Data |
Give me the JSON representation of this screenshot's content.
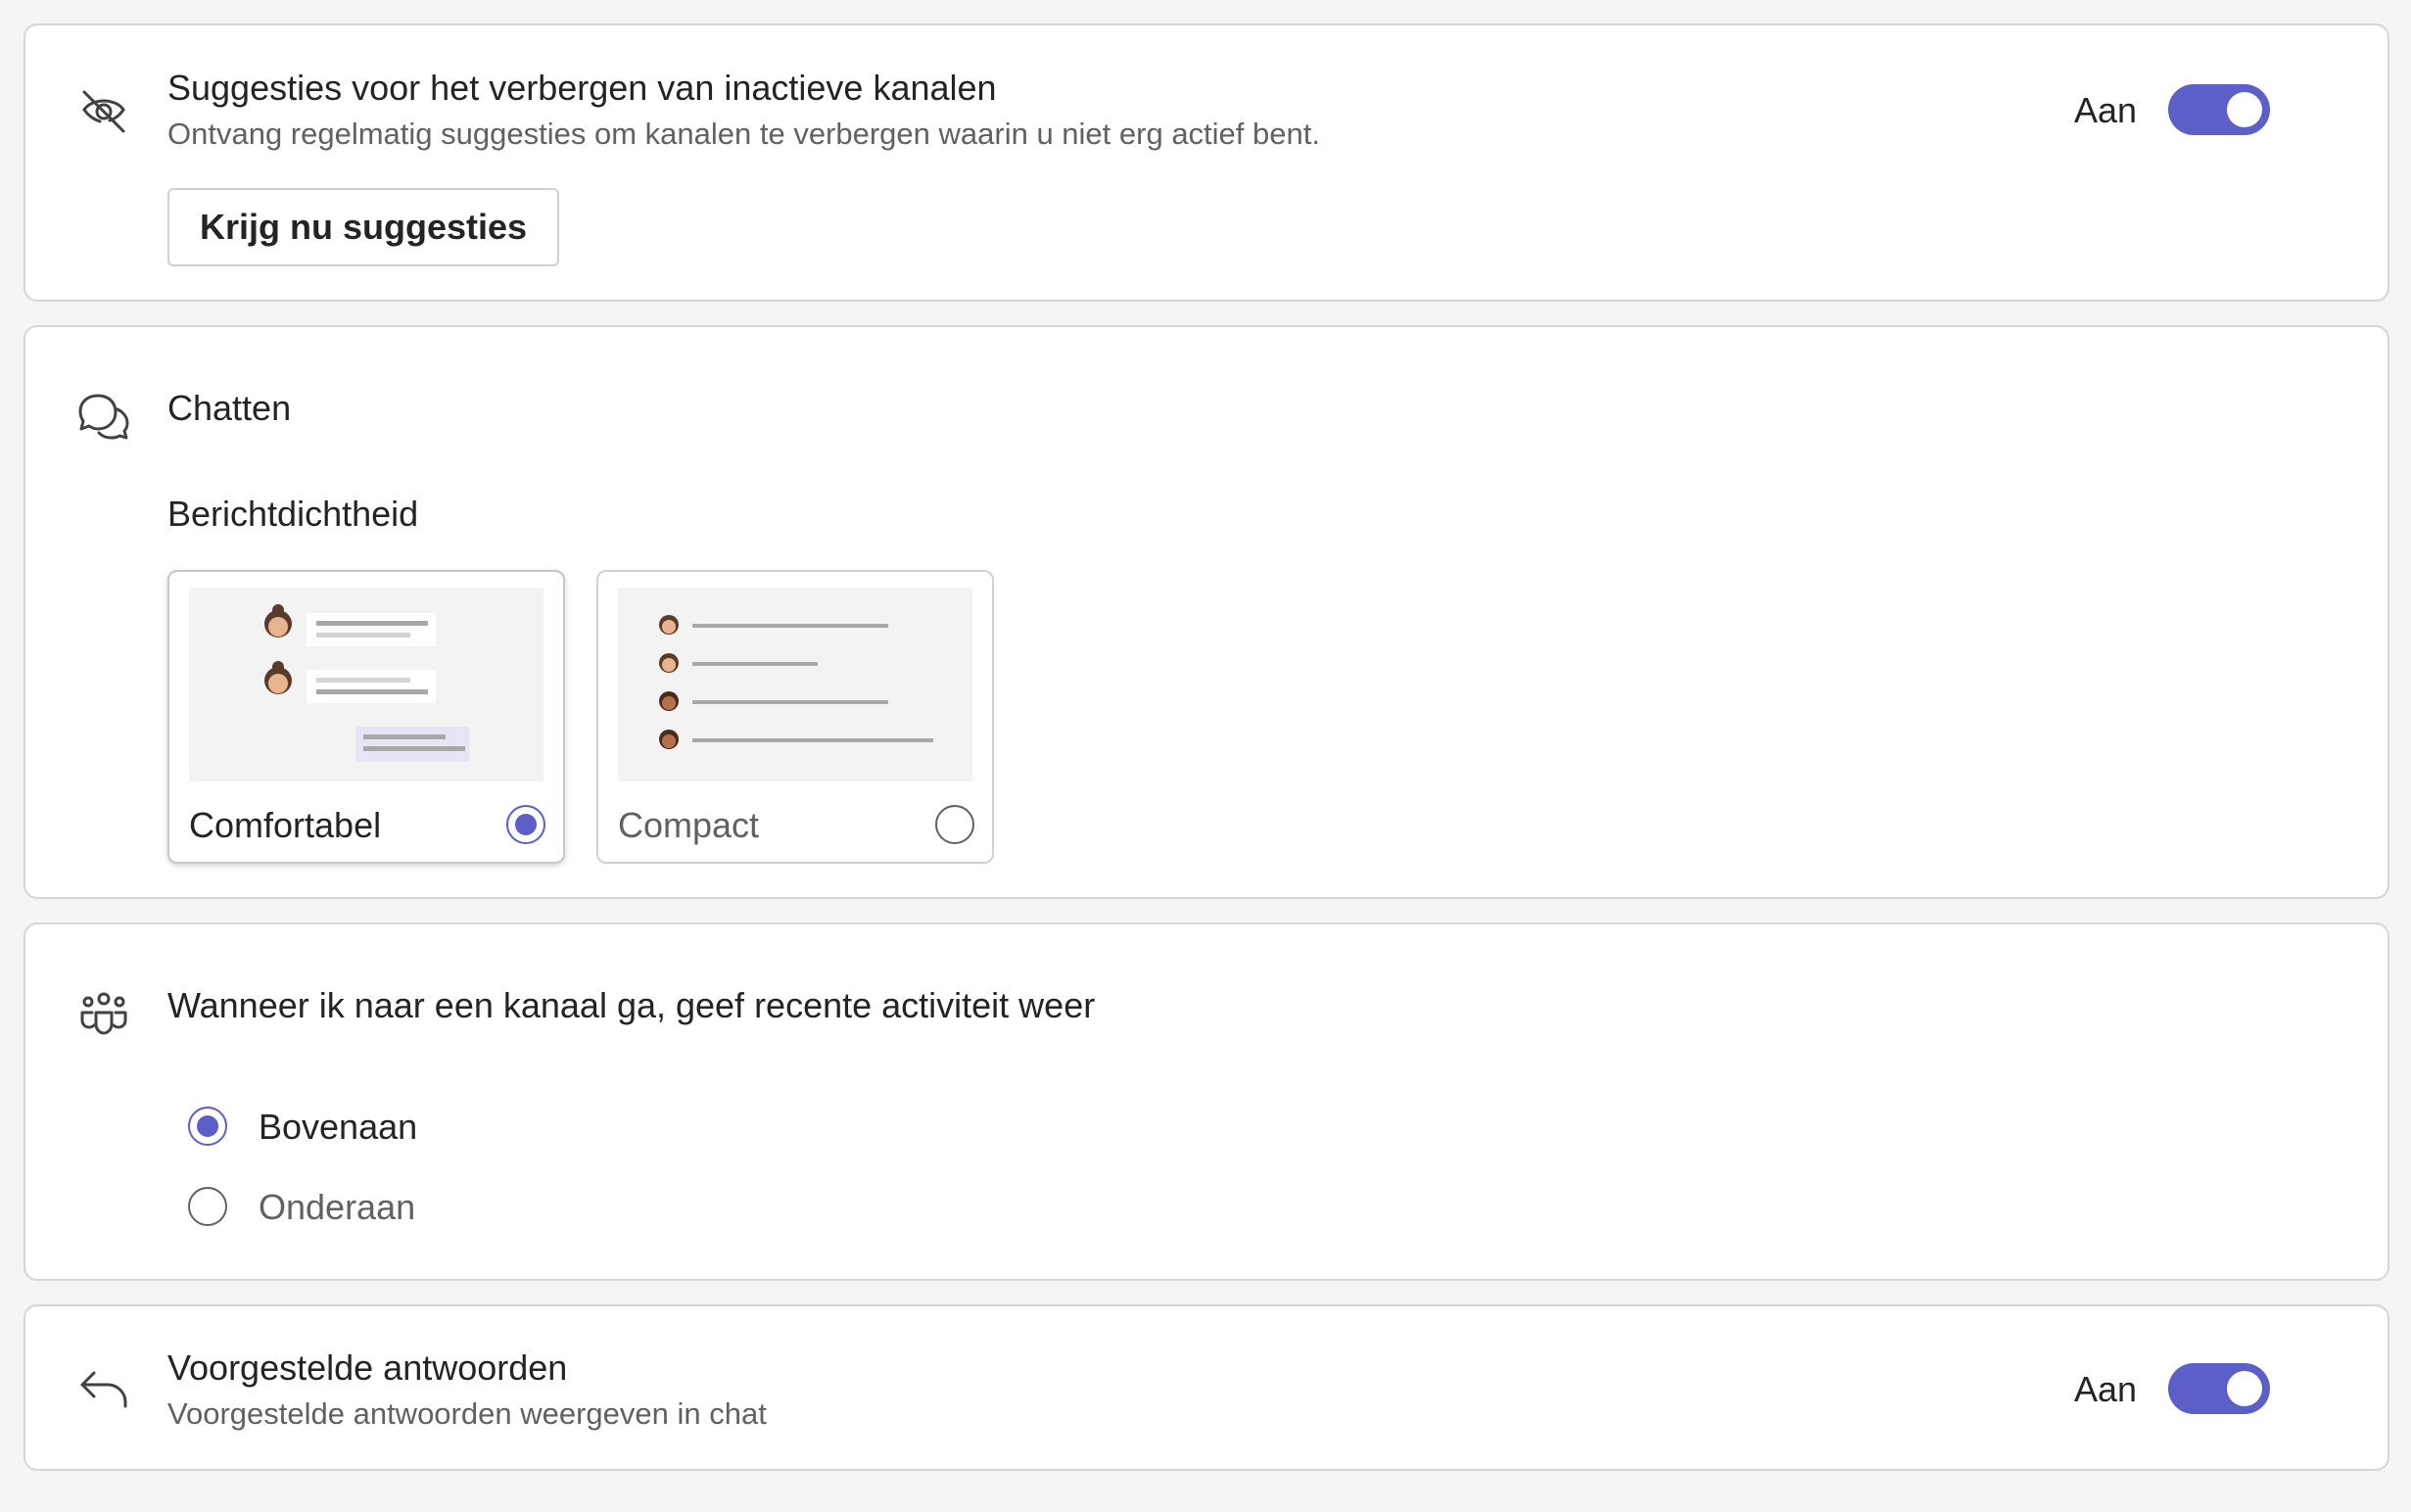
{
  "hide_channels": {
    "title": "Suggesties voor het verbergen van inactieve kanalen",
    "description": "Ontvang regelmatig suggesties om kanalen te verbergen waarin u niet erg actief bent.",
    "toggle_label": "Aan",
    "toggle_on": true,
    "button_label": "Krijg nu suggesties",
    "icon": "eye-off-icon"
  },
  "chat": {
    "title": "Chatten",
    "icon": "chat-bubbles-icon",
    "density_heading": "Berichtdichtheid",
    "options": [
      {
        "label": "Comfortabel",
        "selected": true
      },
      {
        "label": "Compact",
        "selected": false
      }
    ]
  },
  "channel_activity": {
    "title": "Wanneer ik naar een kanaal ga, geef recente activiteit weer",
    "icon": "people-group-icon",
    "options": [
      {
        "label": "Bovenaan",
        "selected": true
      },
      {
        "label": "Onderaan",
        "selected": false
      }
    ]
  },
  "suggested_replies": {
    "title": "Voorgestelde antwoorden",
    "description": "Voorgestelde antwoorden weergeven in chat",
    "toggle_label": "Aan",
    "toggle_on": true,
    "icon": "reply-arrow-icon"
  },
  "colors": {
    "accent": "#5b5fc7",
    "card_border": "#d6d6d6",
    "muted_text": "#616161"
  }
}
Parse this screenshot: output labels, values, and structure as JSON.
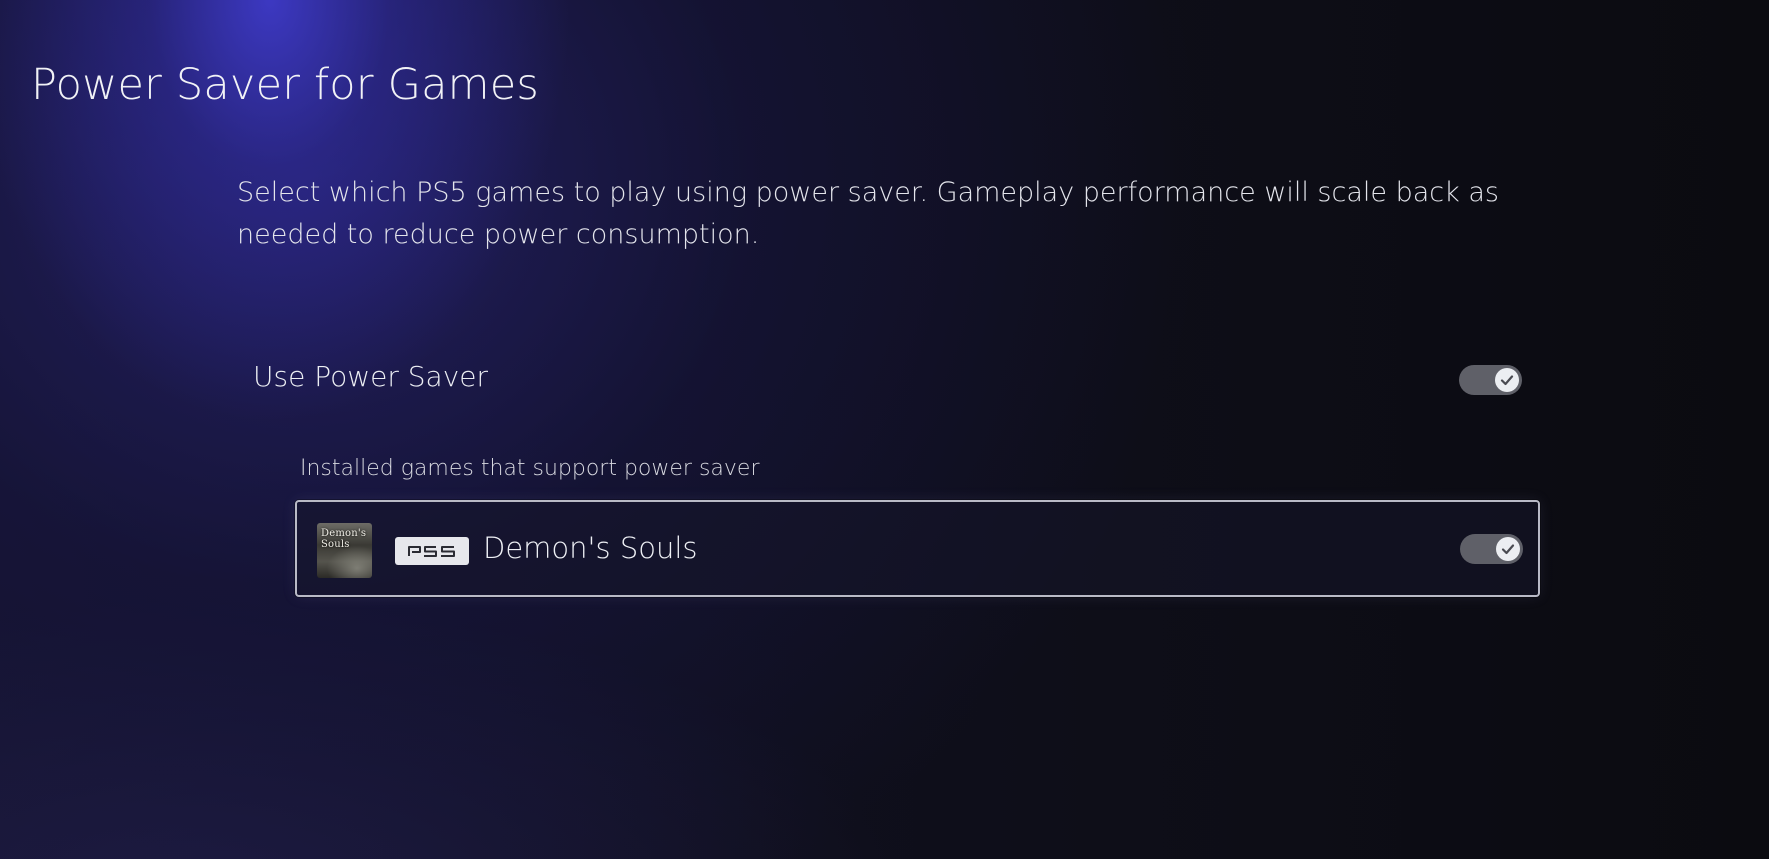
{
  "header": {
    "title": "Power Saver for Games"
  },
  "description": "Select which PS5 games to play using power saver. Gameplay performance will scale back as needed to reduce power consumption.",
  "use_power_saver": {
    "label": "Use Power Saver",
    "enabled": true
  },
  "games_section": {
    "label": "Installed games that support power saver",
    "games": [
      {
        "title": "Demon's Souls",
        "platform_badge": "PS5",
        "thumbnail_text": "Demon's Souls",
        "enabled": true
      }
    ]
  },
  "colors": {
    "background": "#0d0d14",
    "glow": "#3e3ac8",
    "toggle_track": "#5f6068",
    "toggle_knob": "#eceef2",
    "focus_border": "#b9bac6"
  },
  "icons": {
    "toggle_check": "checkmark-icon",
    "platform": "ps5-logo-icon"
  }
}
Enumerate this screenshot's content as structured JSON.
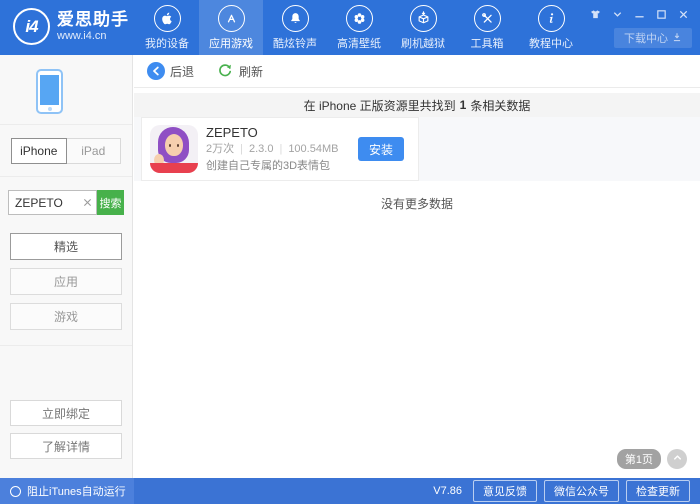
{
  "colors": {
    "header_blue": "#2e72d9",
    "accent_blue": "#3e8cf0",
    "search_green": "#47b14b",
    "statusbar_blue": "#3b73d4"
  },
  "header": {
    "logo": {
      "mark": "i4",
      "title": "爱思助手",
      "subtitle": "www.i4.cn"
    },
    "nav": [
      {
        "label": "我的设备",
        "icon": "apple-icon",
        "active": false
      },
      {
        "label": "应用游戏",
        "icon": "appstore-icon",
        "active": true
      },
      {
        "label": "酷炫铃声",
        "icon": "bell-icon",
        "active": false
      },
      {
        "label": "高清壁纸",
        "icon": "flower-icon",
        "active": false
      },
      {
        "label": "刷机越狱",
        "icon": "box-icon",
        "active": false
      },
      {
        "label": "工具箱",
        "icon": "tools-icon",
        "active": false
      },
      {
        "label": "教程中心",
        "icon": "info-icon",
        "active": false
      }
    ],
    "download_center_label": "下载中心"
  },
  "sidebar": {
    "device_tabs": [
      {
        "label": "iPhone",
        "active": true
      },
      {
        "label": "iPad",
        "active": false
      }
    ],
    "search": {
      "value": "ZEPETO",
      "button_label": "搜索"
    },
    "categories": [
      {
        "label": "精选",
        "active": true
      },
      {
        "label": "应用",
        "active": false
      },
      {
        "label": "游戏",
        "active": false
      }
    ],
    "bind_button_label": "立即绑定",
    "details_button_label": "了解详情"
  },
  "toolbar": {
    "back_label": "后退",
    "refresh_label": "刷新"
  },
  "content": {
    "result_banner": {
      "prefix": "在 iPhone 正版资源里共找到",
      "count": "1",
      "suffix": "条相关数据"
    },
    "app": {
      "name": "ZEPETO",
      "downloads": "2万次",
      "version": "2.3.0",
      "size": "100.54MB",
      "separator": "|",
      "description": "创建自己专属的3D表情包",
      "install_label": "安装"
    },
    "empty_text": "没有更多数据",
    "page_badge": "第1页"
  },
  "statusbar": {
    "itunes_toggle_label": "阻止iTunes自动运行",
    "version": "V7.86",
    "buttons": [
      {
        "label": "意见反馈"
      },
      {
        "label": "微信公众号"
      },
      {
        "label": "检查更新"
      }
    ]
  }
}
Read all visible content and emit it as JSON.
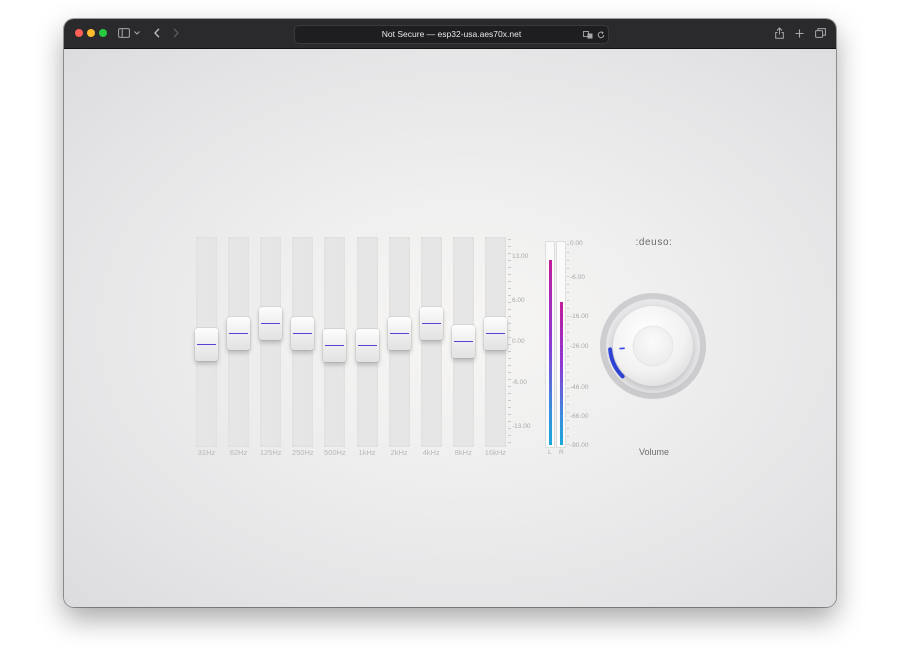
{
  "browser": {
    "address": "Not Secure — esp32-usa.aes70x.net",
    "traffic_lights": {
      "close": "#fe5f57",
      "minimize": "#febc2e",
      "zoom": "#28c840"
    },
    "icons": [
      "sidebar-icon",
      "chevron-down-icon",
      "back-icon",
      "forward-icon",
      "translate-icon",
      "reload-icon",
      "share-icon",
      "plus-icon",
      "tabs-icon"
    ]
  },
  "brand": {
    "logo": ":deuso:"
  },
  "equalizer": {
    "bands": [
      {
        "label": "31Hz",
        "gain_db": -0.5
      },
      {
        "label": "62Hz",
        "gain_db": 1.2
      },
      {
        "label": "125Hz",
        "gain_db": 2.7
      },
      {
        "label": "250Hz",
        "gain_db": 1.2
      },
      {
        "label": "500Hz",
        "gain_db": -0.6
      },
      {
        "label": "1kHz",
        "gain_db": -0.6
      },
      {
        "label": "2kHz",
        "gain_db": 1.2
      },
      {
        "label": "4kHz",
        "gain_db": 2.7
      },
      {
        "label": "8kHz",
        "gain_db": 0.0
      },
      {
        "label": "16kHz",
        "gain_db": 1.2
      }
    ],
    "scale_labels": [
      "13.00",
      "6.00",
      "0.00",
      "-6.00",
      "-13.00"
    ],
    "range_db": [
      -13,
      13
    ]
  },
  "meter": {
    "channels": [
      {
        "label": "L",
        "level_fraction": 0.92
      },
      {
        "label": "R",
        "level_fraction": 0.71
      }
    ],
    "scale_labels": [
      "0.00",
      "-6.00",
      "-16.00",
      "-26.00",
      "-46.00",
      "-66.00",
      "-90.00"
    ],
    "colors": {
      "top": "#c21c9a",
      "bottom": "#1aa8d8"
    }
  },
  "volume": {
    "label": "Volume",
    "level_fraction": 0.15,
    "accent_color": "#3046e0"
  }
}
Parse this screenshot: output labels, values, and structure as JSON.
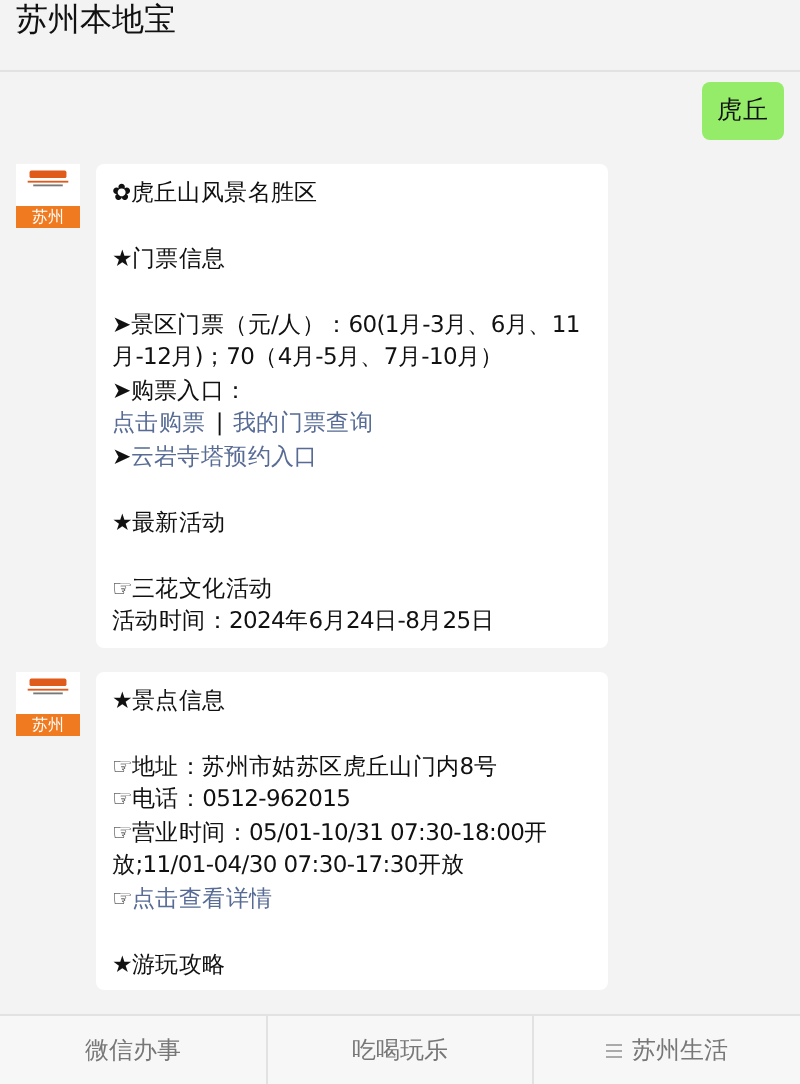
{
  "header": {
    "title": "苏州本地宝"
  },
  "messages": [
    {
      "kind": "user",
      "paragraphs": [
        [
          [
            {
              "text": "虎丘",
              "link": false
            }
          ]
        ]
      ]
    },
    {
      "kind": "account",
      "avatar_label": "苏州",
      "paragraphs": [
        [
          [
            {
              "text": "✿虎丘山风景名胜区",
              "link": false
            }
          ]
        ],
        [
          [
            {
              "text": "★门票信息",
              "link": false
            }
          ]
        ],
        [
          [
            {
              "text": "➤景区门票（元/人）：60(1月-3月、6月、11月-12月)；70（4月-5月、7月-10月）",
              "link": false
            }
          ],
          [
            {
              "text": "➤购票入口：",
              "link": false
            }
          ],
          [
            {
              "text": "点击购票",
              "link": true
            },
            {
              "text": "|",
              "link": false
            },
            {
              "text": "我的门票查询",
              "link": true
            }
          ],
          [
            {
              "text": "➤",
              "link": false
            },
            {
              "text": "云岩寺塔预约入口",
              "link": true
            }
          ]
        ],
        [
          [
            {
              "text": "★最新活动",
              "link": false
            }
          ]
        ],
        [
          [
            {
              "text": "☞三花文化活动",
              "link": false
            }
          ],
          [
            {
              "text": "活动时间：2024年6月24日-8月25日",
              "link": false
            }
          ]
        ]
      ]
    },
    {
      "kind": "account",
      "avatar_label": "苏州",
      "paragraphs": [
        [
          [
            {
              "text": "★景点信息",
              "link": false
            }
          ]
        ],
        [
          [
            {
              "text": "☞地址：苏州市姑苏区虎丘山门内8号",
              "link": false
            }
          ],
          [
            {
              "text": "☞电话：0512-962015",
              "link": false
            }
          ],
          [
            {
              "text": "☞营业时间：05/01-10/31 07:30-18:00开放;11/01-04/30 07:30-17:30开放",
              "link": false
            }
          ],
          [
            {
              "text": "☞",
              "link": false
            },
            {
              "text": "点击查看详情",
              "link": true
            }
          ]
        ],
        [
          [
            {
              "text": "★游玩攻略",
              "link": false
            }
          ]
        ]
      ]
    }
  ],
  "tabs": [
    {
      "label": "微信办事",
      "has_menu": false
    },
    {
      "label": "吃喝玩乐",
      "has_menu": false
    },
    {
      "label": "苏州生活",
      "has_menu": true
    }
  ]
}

Exercise objective | Of the lines in the entries above, how many include "iPhone"? Only the number should be given.

Completed task | 2